Determination of cadmium and lead by chemical vapor generation atomic absorption spectrometry

• Main Author: Vargas-Razo, Cesar
• Language: ENG
• Published: ScholarWorks@UMass Amherst 2000
• Subjects: Analytical chemistry
• Online Access: https://scholarworks.umass.edu/dissertations/AAI9978568

The development of methods for the determination of cadmium and lead at the ultra-trace concentration level has been the object of great attention during the past 20 years. The reason for this interest is their high toxicity even at these low levels, given the fact that once exposure has occurred the elements are accumulated in the body. Several instrumental techniques have been applied to the determination of cadmium and lead in biological and environmental samples, such as urine, blood, hair, foodstuffs, natural and domestic waters, etc. The variation in the complexity of these matrices is quite large, so that measuring the contents of cadmium and lead is a difficult operation because of the concentration of interfering species coexisting in the samples with a low concentration of the analytes. The application of chemical vapor generation procedures to this task offers the possibility to transfer the analyte to a medium free of interferences in a concentration that facilitates a determination by means of spectrometric techniques. In the work described in this dissertation, flow injection methods for the determination of cadmium and lead were devised according to two approaches: the generation of the vapor species with simultaneous transport and detection in an atomization T-cell placed above the burner of a Perkin Elmer 3100 atomic absorption spectrometer; and the generation of the vapor species for their preconcentration on the iridium-coated interior surface of a graphite furnace atomizer, whose temperature was thereafter raised for atomization and detection in two electrothermal atomic absorption spectrometers: a Perkin Elmer 4100ZL, and a Perkin Elmer SIMAA6000. For both approaches, the limits of detection obtained were in the low ng l–1 range. Special attention was given to: (a) the testing of several different designs of gas-liquid separators to maximize the efficiency in the transfer of the analytes from the sample to the atomizer while minimizing transfer of liquid, (b) corroborate the enhanced efficiency reported for several additives such as surfactants and transition metals, and (c) improve the limits of detection in the determination of lead by minimizing contamination of the analytical blank.

**DATASET:**
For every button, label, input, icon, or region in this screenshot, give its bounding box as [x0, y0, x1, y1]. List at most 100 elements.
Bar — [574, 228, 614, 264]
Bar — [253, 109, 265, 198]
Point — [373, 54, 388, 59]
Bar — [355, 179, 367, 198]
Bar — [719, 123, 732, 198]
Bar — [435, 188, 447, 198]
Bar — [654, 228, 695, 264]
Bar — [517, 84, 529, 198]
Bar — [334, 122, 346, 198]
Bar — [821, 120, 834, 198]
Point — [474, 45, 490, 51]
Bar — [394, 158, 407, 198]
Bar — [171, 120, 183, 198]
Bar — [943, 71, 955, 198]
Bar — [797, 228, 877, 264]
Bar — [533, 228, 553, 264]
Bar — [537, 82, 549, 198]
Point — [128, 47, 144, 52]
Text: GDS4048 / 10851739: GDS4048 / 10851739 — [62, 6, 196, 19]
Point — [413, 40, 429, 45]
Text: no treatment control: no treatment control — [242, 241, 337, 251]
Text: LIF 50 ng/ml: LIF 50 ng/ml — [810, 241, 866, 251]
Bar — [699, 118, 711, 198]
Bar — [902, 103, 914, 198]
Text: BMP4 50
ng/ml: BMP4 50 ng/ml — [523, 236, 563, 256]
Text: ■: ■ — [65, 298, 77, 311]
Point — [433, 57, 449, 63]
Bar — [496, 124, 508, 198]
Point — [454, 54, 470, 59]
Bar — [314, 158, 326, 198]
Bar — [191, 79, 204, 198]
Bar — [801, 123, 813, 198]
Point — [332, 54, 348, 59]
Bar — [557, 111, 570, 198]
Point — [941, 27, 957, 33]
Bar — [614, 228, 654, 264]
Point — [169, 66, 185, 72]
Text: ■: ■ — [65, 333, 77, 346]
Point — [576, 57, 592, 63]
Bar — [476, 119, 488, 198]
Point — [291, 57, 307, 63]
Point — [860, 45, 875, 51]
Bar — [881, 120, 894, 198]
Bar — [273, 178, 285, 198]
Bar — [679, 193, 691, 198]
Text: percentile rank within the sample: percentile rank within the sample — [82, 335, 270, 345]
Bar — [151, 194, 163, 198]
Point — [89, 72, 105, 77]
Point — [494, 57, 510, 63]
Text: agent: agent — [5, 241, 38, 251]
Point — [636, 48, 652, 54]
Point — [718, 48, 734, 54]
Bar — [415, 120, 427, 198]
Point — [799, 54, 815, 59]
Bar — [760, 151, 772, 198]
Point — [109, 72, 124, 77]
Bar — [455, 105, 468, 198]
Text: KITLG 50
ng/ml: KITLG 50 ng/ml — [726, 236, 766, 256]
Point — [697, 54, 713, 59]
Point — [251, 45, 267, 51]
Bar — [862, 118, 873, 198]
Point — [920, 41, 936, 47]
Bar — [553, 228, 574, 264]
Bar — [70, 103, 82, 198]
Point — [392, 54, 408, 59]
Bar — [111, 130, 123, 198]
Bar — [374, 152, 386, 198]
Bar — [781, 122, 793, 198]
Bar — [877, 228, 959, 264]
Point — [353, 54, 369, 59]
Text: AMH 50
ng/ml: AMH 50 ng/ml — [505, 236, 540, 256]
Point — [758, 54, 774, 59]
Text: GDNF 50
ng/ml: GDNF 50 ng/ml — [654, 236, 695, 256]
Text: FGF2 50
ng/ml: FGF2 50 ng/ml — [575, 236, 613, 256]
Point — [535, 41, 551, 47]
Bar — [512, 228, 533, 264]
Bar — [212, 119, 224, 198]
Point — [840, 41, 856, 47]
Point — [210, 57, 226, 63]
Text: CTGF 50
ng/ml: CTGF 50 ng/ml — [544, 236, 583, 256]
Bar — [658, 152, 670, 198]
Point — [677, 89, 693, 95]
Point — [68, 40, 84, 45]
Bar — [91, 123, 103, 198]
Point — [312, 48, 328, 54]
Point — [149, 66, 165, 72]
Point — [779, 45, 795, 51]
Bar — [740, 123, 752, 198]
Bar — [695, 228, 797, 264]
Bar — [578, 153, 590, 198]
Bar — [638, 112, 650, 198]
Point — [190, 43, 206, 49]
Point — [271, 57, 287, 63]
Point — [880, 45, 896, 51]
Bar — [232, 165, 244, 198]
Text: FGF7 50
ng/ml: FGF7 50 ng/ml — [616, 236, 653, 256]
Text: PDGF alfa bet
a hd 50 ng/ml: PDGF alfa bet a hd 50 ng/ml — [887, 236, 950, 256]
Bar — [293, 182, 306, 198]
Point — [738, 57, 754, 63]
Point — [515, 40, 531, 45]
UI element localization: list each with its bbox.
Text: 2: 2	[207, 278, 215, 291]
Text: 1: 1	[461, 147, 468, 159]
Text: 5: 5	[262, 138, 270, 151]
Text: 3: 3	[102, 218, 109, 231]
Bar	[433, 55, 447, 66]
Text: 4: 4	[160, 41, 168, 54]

**TASK TO CARRY OUT:**
According to the cadmium and lead abstract, in what range were the limits of detection for both approaches? Rely solely on the cadmium and lead abstract; disregard the data.

**PROBLEM SOLUTION:**
The limits of detection were in the low ng l–1 range.